- [GOAL]
Work out how many lines of the listing hold the string "name", then answer with that number and nothing else.

A block of data
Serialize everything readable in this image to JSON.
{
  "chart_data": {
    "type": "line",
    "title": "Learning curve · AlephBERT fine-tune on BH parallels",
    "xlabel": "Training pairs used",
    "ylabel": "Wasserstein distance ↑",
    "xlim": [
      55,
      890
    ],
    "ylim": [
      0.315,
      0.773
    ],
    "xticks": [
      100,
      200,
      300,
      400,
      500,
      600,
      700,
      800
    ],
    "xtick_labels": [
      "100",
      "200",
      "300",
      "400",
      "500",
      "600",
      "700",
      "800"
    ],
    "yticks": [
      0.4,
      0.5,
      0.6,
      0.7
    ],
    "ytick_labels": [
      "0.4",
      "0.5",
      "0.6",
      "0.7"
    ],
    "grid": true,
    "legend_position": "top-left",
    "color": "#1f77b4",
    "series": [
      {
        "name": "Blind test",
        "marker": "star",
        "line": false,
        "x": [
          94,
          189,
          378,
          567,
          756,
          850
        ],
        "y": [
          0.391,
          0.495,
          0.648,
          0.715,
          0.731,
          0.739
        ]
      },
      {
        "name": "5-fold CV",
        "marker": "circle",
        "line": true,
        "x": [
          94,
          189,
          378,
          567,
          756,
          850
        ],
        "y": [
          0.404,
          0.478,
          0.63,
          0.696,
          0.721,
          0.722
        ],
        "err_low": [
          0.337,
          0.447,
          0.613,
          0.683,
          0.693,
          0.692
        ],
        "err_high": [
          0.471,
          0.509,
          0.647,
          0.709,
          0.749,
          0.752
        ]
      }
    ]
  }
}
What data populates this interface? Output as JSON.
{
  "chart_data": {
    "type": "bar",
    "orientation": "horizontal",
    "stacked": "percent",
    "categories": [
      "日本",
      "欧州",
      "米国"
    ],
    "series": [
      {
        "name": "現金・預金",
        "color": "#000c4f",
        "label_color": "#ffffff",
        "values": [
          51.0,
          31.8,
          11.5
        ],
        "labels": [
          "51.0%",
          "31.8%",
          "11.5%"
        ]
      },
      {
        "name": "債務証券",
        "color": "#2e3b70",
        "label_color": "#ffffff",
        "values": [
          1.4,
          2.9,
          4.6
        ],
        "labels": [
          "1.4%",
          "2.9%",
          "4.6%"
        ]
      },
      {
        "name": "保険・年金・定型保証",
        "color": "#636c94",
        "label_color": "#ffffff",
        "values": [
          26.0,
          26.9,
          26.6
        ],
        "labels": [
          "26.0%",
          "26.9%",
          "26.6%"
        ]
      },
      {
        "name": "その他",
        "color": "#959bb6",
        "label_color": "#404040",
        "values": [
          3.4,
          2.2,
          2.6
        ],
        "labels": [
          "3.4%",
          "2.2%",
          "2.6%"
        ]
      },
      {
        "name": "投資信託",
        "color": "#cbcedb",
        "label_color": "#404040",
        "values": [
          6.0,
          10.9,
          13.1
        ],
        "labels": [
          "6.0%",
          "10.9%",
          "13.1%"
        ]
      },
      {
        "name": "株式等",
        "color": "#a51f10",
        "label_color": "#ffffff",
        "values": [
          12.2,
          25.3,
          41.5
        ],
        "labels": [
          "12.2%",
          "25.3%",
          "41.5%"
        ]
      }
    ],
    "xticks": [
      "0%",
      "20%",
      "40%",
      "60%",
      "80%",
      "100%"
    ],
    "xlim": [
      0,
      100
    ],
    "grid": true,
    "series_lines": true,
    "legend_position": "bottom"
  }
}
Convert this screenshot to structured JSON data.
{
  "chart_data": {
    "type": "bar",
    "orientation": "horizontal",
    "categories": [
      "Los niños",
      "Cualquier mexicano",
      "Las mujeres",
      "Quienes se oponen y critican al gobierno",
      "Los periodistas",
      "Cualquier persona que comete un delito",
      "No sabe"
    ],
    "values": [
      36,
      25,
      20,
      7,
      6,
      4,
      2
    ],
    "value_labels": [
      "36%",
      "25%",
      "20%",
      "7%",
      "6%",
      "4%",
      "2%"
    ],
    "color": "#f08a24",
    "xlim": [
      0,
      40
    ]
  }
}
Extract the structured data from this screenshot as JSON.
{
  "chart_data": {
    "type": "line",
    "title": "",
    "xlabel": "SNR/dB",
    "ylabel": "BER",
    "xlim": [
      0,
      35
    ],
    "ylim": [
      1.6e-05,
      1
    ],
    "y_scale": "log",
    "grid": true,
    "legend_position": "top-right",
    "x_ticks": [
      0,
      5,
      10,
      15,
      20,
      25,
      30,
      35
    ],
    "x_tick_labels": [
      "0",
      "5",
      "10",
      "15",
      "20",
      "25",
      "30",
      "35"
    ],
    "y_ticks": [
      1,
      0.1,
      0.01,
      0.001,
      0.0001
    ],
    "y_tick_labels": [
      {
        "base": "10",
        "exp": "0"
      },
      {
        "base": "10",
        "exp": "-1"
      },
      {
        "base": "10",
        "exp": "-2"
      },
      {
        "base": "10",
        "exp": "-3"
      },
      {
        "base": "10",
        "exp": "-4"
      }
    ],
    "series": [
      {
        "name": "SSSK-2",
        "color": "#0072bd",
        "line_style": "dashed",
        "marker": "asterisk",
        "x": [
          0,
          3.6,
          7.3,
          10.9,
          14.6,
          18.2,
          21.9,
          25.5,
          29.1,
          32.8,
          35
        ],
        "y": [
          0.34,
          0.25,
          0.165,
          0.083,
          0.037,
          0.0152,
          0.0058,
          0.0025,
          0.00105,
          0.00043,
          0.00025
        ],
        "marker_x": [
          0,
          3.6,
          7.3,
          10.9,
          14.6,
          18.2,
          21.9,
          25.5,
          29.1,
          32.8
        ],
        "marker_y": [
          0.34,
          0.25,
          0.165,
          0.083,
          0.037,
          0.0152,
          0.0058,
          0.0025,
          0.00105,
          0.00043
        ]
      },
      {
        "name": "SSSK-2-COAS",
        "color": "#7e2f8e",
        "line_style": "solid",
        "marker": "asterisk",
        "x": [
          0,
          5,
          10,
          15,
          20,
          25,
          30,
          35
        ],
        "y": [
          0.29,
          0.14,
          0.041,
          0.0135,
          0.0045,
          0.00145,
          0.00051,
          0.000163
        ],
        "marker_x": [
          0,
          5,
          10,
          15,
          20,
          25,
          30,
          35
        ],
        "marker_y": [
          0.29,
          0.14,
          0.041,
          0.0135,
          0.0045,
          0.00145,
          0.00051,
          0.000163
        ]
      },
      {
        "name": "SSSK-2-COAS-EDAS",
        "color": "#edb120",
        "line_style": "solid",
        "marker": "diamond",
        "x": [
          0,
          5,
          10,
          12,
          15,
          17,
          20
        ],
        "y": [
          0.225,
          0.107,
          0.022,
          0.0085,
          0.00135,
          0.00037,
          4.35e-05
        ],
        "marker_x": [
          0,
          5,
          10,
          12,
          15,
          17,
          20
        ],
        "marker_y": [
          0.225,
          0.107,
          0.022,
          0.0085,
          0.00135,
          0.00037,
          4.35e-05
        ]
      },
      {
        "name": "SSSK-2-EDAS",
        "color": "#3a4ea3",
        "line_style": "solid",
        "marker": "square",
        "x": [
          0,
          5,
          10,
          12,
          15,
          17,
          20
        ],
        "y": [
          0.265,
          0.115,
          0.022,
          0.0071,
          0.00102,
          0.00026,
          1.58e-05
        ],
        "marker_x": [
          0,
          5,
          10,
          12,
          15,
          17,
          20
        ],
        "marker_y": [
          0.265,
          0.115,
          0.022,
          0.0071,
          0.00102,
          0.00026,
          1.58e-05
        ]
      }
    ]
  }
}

- [FULL OUTPUT]
12